Records from a data source:
^^^^
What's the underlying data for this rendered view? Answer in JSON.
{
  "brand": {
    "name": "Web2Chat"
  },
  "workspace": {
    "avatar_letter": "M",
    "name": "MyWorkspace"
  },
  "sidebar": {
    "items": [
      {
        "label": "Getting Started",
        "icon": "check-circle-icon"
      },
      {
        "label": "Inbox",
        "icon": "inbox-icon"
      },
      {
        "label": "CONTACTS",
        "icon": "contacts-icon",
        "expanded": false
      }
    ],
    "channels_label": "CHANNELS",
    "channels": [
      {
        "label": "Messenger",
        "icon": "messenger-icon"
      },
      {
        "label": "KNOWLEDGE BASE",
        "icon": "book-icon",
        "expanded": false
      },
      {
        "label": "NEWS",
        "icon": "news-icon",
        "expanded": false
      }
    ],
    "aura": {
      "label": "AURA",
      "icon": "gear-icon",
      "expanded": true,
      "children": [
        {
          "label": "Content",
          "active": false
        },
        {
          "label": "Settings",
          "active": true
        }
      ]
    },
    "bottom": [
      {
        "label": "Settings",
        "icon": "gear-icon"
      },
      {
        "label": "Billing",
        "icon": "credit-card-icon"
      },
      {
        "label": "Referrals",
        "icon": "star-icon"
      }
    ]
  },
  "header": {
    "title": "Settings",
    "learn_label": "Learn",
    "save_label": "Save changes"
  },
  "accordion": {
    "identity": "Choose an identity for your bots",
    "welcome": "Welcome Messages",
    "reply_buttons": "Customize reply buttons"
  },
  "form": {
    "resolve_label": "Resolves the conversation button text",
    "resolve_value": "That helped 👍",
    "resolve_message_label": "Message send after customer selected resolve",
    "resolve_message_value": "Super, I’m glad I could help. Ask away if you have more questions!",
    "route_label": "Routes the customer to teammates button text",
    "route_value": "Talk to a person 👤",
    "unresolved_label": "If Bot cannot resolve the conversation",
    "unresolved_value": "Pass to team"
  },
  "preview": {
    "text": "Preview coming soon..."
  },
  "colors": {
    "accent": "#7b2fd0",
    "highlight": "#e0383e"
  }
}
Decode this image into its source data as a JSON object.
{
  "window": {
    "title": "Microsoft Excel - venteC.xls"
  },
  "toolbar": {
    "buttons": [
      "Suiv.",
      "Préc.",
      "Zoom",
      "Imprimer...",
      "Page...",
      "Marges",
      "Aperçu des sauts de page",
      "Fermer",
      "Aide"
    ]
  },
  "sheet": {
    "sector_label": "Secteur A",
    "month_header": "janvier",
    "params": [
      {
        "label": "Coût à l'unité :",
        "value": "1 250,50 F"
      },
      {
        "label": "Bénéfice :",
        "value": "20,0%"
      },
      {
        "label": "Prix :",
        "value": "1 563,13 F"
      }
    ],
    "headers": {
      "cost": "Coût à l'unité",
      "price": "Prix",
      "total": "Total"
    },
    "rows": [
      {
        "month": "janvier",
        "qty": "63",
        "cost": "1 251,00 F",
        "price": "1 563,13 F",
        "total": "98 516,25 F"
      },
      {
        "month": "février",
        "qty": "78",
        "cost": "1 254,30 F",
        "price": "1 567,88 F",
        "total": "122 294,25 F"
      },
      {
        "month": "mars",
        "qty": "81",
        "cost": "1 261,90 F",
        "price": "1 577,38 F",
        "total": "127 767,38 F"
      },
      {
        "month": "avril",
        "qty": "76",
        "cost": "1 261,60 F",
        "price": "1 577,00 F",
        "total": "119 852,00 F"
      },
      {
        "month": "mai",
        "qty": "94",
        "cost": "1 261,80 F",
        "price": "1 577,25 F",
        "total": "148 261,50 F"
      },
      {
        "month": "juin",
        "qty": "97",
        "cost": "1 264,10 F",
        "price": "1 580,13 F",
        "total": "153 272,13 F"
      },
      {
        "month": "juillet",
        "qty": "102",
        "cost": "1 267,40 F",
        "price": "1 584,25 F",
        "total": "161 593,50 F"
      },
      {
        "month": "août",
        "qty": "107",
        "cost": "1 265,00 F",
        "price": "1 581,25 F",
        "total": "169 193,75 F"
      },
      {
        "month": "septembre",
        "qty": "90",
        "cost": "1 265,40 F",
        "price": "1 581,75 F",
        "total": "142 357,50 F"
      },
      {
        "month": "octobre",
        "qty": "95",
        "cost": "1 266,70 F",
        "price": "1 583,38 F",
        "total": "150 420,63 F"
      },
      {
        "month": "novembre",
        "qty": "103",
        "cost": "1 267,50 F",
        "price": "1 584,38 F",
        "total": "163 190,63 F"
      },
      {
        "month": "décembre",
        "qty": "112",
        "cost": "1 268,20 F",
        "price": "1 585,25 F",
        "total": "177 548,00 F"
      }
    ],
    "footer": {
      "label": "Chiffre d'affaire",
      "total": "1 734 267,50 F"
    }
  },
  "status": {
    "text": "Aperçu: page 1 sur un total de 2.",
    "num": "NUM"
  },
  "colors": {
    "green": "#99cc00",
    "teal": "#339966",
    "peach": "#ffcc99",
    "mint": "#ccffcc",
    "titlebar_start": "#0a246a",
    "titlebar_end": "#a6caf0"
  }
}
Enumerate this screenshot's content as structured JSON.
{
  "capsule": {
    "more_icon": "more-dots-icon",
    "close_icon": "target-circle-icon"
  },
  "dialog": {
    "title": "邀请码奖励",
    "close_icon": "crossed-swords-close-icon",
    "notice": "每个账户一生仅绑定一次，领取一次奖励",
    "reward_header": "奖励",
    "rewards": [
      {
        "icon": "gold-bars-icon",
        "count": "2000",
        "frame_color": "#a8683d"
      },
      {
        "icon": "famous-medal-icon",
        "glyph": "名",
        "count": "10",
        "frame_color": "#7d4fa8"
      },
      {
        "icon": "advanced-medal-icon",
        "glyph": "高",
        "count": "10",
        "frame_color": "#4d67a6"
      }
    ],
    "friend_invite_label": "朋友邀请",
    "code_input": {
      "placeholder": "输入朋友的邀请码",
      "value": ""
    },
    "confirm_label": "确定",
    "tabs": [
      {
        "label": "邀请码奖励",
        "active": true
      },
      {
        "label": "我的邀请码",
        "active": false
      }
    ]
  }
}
^^^^
__Description of the task__:
Give the number of lines in the records that contain the string "Aperçu", and nothing besides.

__Response to the exercise__:
2